Your instructions
Lines that include the word "下载数据" are the ones to copy.

Provided data

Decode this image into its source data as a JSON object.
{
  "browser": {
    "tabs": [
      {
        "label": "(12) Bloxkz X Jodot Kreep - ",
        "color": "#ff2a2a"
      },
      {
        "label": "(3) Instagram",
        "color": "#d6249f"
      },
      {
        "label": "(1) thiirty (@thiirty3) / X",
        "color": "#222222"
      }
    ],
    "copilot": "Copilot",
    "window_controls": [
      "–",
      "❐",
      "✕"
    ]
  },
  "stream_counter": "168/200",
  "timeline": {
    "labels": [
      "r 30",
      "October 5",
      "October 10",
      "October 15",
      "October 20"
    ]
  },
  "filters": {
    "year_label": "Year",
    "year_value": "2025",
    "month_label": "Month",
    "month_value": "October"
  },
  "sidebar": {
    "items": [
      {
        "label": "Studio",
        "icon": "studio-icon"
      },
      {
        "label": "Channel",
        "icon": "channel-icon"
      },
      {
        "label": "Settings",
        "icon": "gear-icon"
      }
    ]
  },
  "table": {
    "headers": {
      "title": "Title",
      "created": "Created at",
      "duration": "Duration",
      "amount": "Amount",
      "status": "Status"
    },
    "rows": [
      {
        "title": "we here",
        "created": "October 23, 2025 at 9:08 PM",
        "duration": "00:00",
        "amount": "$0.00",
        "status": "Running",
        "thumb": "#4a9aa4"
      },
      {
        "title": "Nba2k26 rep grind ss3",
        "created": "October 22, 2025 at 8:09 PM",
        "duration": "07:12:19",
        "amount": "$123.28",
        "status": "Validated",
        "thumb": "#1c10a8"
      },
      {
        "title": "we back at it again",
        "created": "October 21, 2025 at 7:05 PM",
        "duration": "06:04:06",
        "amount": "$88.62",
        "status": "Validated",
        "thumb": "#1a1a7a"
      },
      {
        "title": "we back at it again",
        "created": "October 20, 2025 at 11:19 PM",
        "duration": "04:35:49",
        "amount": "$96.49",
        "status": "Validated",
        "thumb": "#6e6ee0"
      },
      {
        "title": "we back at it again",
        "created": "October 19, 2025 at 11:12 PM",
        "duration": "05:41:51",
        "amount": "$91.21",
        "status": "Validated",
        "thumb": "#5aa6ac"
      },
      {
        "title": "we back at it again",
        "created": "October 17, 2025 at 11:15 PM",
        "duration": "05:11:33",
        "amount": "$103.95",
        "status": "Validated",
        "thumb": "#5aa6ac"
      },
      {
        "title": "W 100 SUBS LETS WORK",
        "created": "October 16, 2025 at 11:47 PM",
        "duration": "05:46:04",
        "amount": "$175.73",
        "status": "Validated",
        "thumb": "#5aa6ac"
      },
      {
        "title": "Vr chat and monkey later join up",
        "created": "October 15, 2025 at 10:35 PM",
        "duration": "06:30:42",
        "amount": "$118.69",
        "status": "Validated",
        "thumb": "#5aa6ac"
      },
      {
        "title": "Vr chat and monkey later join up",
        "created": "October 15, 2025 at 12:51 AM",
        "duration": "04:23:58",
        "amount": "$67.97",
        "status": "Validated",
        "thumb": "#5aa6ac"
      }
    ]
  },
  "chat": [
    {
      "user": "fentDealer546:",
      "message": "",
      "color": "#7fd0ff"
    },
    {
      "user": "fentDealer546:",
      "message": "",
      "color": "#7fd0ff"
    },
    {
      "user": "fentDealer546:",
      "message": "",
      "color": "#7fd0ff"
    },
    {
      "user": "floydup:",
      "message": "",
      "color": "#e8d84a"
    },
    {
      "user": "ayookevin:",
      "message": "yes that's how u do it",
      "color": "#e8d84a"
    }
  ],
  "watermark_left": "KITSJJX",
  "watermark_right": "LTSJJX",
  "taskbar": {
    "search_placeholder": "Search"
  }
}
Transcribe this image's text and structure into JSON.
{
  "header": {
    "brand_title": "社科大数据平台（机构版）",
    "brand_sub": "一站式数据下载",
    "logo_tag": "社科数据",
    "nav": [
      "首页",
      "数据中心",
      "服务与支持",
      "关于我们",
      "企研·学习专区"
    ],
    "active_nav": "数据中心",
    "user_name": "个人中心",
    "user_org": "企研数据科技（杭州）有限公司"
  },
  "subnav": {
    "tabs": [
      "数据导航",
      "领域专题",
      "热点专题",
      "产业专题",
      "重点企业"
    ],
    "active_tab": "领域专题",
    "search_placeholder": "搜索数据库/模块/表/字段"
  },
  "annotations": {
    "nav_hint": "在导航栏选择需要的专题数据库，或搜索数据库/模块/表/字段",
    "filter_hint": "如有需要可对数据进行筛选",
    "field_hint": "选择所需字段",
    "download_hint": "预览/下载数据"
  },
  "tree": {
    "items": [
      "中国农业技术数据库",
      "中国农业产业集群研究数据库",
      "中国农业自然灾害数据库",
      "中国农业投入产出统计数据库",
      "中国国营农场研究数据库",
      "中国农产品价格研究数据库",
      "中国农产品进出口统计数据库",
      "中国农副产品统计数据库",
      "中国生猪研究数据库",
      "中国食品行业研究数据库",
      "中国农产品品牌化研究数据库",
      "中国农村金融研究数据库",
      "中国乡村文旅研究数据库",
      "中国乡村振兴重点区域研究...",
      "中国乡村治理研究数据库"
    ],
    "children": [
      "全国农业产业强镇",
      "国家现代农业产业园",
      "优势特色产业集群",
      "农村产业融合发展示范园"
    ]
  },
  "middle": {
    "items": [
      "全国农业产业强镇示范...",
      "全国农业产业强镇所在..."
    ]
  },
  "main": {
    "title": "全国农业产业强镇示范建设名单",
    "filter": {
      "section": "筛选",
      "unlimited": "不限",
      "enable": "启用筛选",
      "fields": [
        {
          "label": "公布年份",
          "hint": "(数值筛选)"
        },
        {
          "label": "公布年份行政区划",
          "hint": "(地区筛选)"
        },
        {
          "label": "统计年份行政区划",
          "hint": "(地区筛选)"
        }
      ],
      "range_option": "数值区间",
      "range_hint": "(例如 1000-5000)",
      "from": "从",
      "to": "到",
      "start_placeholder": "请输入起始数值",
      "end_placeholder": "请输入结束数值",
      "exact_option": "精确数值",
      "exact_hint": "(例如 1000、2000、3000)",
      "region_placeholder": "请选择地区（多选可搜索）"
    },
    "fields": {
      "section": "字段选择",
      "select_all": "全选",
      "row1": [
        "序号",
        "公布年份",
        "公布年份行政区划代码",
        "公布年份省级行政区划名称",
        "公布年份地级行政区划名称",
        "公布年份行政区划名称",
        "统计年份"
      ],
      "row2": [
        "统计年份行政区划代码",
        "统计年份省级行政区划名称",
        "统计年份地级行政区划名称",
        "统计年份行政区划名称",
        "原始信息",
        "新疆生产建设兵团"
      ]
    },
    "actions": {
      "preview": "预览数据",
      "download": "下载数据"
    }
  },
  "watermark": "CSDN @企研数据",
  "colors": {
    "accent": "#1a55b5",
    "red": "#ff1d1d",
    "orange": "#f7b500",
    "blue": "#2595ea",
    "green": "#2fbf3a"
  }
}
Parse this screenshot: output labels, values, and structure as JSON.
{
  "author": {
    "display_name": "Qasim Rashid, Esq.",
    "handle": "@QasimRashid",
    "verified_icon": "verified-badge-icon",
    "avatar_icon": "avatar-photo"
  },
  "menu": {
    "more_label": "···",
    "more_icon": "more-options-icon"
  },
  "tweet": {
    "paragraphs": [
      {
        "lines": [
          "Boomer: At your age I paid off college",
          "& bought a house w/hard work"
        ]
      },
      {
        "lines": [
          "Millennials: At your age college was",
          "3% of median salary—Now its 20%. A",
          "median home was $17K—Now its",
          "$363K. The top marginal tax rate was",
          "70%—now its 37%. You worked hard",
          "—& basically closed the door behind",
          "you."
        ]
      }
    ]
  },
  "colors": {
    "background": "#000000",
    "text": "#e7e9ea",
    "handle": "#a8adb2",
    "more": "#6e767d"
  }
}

Task solution
    "download_hint": "预览/下载数据"
      "download": "下载数据"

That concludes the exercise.